Scan the material for the word "title", and copy each line where it shows up.

(Stored entries)
————

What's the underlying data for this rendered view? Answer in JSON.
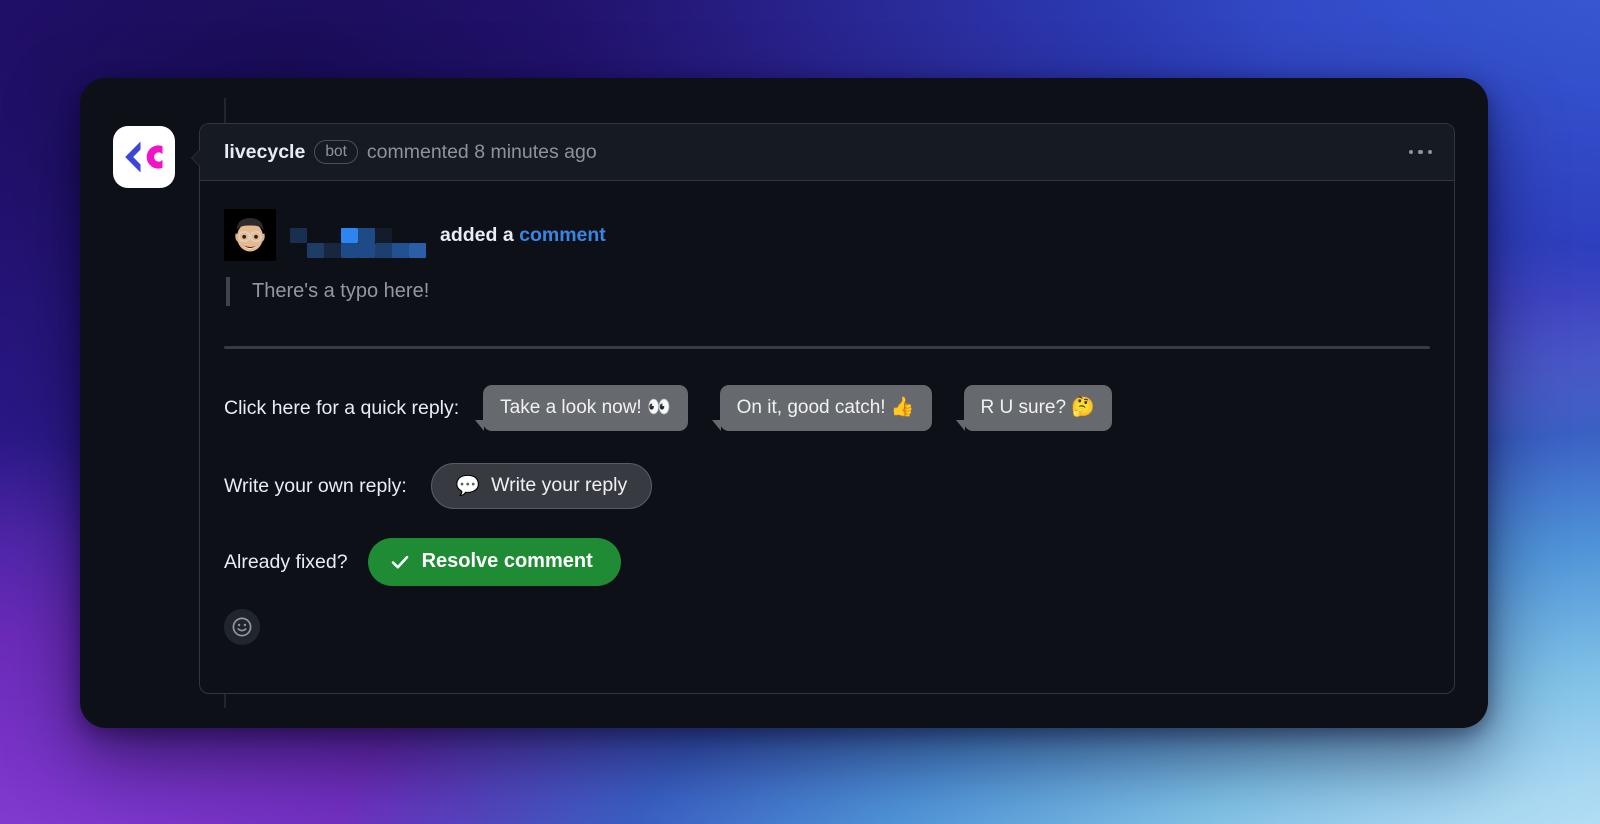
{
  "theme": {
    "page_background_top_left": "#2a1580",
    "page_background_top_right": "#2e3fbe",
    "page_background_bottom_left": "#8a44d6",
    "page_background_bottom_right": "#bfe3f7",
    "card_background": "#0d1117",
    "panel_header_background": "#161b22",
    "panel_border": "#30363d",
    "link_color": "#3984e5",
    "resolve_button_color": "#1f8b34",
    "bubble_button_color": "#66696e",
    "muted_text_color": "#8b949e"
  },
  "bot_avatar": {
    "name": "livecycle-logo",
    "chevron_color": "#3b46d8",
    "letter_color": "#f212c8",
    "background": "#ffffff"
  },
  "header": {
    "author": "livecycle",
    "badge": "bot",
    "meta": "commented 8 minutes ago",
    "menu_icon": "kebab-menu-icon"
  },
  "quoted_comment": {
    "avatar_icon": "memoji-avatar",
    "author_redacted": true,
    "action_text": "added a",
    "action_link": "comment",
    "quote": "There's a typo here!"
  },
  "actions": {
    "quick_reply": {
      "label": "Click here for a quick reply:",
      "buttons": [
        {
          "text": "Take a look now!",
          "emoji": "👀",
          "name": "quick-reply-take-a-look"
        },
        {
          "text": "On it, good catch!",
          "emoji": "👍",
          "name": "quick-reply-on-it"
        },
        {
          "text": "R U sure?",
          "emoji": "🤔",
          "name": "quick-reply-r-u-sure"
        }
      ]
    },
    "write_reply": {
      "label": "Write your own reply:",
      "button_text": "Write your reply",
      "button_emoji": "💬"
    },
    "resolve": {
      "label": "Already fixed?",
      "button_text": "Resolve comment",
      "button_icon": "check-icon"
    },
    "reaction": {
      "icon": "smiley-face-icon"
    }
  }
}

————

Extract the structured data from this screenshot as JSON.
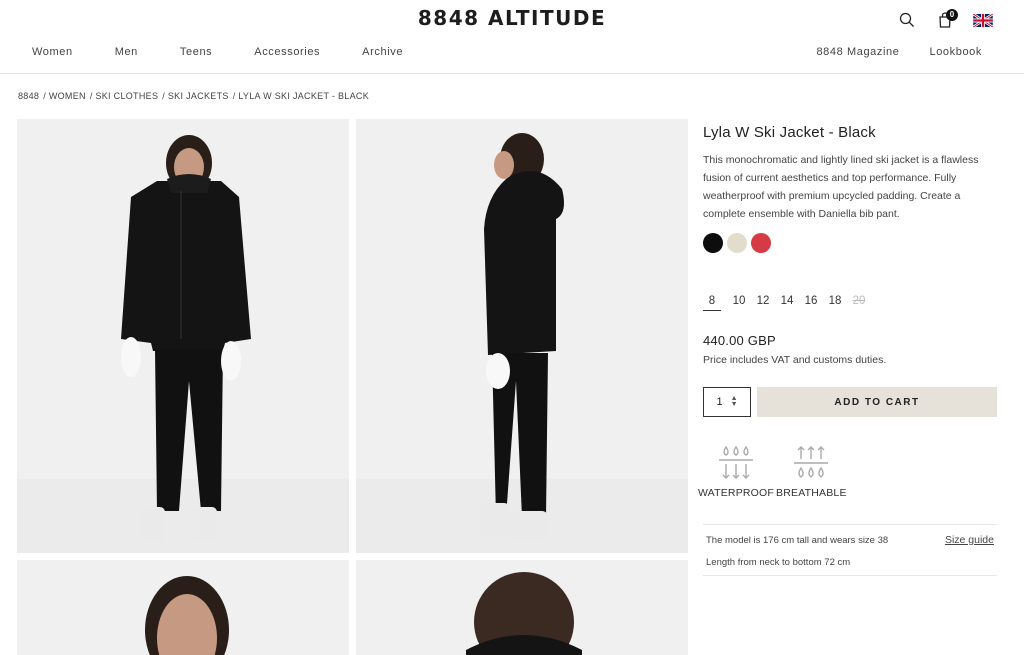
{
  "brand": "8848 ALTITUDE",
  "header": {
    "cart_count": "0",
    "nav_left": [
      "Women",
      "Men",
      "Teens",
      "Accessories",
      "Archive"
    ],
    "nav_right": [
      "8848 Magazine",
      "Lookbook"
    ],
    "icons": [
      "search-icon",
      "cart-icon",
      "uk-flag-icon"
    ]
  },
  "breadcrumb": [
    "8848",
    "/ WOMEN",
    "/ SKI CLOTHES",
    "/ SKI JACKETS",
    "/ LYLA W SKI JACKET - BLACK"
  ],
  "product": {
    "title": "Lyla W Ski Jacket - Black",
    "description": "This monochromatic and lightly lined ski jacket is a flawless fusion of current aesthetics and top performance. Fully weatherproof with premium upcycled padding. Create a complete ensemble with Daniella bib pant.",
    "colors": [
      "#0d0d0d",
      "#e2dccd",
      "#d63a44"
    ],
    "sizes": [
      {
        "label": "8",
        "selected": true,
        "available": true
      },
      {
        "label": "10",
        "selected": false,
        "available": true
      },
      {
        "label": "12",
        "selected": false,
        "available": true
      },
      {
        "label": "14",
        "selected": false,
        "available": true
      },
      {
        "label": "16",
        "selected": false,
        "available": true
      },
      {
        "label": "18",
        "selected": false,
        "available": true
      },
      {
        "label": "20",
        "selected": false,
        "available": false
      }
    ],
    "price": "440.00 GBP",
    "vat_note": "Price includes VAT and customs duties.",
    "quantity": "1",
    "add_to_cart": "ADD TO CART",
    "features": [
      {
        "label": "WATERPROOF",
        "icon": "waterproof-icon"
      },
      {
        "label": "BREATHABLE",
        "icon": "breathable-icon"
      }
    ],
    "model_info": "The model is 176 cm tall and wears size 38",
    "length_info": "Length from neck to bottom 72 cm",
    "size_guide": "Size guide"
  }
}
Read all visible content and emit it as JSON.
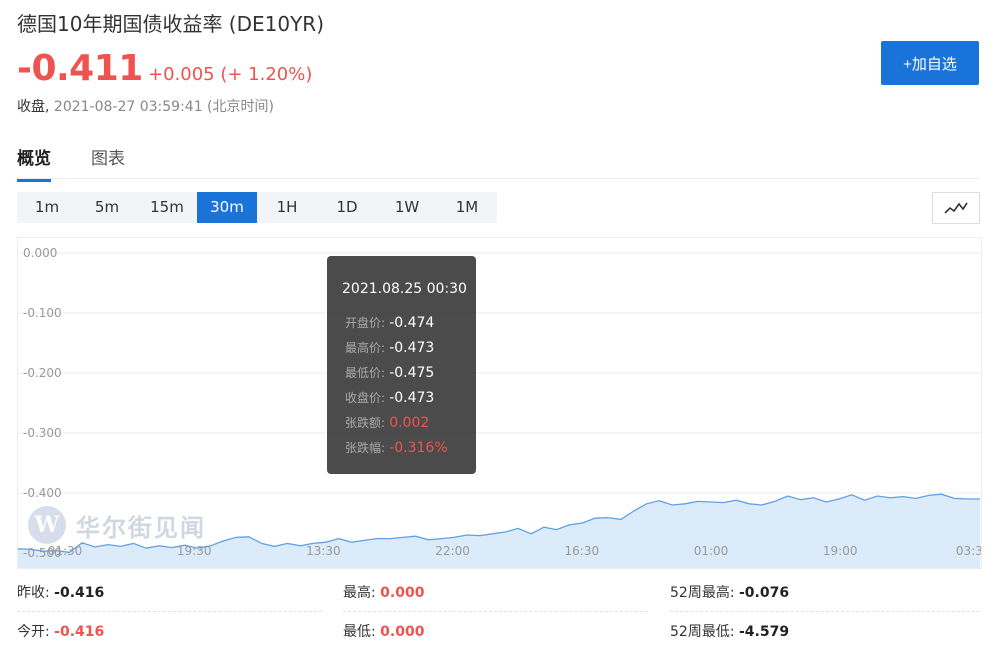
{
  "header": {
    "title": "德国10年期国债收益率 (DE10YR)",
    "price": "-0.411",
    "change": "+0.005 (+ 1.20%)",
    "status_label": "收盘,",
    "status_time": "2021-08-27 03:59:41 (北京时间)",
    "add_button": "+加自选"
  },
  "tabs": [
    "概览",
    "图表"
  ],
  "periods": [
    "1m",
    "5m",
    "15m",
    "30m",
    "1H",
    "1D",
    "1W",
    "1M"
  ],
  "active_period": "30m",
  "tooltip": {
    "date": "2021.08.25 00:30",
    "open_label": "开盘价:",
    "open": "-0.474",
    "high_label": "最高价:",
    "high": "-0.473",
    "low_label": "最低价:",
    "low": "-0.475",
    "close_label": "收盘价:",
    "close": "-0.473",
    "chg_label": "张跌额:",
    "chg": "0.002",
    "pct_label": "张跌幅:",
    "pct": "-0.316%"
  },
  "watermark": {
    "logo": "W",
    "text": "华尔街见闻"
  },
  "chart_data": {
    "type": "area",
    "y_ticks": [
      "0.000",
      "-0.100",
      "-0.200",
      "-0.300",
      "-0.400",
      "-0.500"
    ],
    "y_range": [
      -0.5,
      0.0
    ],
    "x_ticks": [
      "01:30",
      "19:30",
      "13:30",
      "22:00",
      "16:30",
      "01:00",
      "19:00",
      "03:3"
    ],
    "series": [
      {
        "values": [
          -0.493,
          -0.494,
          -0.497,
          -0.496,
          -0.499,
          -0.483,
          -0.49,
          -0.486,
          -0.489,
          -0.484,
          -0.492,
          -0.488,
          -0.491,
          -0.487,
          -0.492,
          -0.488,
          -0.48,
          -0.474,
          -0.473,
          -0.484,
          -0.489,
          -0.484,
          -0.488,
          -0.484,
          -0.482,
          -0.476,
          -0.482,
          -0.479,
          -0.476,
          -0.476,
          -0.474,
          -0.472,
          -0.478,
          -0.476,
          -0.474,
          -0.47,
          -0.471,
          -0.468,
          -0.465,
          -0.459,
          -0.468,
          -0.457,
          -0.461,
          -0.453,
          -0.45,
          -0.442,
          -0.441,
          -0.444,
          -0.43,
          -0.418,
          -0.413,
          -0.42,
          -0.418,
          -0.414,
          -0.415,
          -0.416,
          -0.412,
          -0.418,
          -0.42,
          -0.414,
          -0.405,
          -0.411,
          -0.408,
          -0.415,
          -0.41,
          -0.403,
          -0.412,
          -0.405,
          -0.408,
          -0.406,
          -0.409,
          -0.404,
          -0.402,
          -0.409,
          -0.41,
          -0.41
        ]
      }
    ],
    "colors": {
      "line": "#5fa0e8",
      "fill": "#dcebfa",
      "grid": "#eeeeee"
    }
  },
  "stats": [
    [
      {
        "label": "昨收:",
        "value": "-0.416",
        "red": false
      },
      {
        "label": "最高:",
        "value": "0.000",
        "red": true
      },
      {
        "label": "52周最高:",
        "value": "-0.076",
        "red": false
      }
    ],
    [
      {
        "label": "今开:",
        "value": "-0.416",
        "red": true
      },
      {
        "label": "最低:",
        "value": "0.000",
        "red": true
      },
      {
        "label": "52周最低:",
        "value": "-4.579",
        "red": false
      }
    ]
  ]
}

————

## EXPECTED ANSWER:
    "title": "Lyla W Ski Jacket - Black",
    "title": "德国10年期国债收益率 (DE10YR)",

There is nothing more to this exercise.